> Stated problem: All entries below are to be set down again, identical to the source.

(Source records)
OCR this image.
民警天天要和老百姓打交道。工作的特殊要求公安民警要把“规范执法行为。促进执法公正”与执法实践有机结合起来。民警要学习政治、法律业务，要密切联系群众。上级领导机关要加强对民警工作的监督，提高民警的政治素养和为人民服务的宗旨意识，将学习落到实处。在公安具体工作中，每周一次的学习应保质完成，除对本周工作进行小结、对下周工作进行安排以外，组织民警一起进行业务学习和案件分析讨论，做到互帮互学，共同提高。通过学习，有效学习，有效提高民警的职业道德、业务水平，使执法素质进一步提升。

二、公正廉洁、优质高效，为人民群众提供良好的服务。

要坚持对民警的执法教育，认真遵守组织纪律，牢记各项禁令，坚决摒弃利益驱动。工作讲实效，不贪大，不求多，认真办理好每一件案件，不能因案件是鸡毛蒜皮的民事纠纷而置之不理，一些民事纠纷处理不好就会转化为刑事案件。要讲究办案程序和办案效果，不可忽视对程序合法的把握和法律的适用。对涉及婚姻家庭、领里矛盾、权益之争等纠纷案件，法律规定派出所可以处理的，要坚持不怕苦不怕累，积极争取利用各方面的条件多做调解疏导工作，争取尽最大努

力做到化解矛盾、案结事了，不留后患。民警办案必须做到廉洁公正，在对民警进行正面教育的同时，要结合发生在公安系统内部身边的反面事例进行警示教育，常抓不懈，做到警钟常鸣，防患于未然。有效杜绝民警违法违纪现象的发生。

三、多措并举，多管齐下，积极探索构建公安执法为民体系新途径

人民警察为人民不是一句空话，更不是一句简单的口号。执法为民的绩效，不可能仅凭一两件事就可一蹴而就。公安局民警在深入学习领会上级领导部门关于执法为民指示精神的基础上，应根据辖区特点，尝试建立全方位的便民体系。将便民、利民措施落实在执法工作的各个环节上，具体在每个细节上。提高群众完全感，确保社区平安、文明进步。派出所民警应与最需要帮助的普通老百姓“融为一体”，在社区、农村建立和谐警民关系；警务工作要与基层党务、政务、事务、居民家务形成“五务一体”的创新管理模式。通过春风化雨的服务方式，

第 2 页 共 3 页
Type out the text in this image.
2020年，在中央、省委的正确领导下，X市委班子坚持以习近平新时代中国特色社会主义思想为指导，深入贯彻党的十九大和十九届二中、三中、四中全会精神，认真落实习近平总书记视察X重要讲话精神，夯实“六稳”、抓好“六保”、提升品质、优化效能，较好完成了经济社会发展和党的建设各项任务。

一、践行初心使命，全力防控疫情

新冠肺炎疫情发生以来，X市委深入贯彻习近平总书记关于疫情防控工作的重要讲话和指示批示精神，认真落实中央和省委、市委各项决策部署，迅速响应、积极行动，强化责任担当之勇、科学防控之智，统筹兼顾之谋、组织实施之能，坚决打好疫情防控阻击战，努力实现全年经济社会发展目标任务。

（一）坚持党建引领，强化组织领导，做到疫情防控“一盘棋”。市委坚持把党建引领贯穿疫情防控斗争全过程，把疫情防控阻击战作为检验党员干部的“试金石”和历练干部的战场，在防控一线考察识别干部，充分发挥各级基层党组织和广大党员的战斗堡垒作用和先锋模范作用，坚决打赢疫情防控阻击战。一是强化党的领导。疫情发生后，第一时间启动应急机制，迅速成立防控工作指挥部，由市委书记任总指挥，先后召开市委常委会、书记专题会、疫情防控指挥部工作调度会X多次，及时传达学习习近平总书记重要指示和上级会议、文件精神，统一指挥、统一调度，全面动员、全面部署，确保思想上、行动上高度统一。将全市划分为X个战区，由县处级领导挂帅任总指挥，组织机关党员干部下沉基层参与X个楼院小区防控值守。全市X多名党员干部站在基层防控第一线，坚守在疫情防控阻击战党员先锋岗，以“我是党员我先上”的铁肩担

> Exercise answer:
OCR this image.
民警天天要和老百姓打交道。工作的特殊要求公安民警要把“规范执法行为。促进执法公正”与执法实践有机结合起来。民警要学习政治、法律业务，要密切联系群众。上级领导机关要加强对民警工作的监督，提高民警的政治素养和为人民服务的宗旨意识，将学习落到实处。在公安具体工作中，每周一次的学习应保质完成，除对本周工作进行小结、对下周工作进行安排以外，组织民警一起进行业务学习和案件分析讨论，做到互帮互学，共同提高。通过学习，有效学习，有效提高民警的职业道德、业务水平，使执法素质进一步提升。

二、公正廉洁、优质高效，为人民群众提供良好的服务。

要坚持对民警的执法教育，认真遵守组织纪律，牢记各项禁令，坚决摒弃利益驱动。工作讲实效，不贪大，不求多，认真办理好每一件案件，不能因案件是鸡毛蒜皮的民事纠纷而置之不理，一些民事纠纷处理不好就会转化为刑事案件。要讲究办案程序和办案效果，不可忽视对程序合法的把握和法律的适用。对涉及婚姻家庭、领里矛盾、权益之争等纠纷案件，法律规定派出所可以处理的，要坚持不怕苦不怕累，积极争取利用各方面的条件多做调解疏导工作，争取尽最大努

力做到化解矛盾、案结事了，不留后患。民警办案必须做到廉洁公正，在对民警进行正面教育的同时，要结合发生在公安系统内部身边的反面事例进行警示教育，常抓不懈，做到警钟常鸣，防患于未然。有效杜绝民警违法违纪现象的发生。

三、多措并举，多管齐下，积极探索构建公安执法为民体系新途径

人民警察为人民不是一句空话，更不是一句简单的口号。执法为民的绩效，不可能仅凭一两件事就可一蹴而就。公安局民警在深入学习领会上级领导部门关于执法为民指示精神的基础上，应根据辖区特点，尝试建立全方位的便民体系。将便民、利民措施落实在执法工作的各个环节上，具体在每个细节上。提高群众完全感，确保社区平安、文明进步。派出所民警应与最需要帮助的普通老百姓“融为一体”，在社区、农村建立和谐警民关系；警务工作要与基层党务、政务、事务、居民家务形成“五务一体”的创新管理模式。通过春风化雨的服务方式，

第 2 页 共 3 页
Type out the text in this image.
2020年，在中央、省委的正确领导下，X市委班子坚持以习近平新时代中国特色社会主义思想为指导，深入贯彻党的十九大和十九届二中、三中、四中全会精神，认真落实习近平总书记视察X重要讲话精神，夯实“六稳”、抓好“六保”、提升品质、优化效能，较好完成了经济社会发展和党的建设各项任务。

一、践行初心使命，全力防控疫情

新冠肺炎疫情发生以来，X市委深入贯彻习近平总书记关于疫情防控工作的重要讲话和指示批示精神，认真落实中央和省委、市委各项决策部署，迅速响应、积极行动，强化责任担当之勇、科学防控之智，统筹兼顾之谋、组织实施之能，坚决打好疫情防控阻击战，努力实现全年经济社会发展目标任务。

（一）坚持党建引领，强化组织领导，做到疫情防控“一盘棋”。市委坚持把党建引领贯穿疫情防控斗争全过程，把疫情防控阻击战作为检验党员干部的“试金石”和历练干部的战场，在防控一线考察识别干部，充分发挥各级基层党组织和广大党员的战斗堡垒作用和先锋模范作用，坚决打赢疫情防控阻击战。一是强化党的领导。疫情发生后，第一时间启动应急机制，迅速成立防控工作指挥部，由市委书记任总指挥，先后召开市委常委会、书记专题会、疫情防控指挥部工作调度会X多次，及时传达学习习近平总书记重要指示和上级会议、文件精神，统一指挥、统一调度，全面动员、全面部署，确保思想上、行动上高度统一。将全市划分为X个战区，由县处级领导挂帅任总指挥，组织机关党员干部下沉基层参与X个楼院小区防控值守。全市X多名党员干部站在基层防控第一线，坚守在疫情防控阻击战党员先锋岗，以“我是党员我先上”的铁肩担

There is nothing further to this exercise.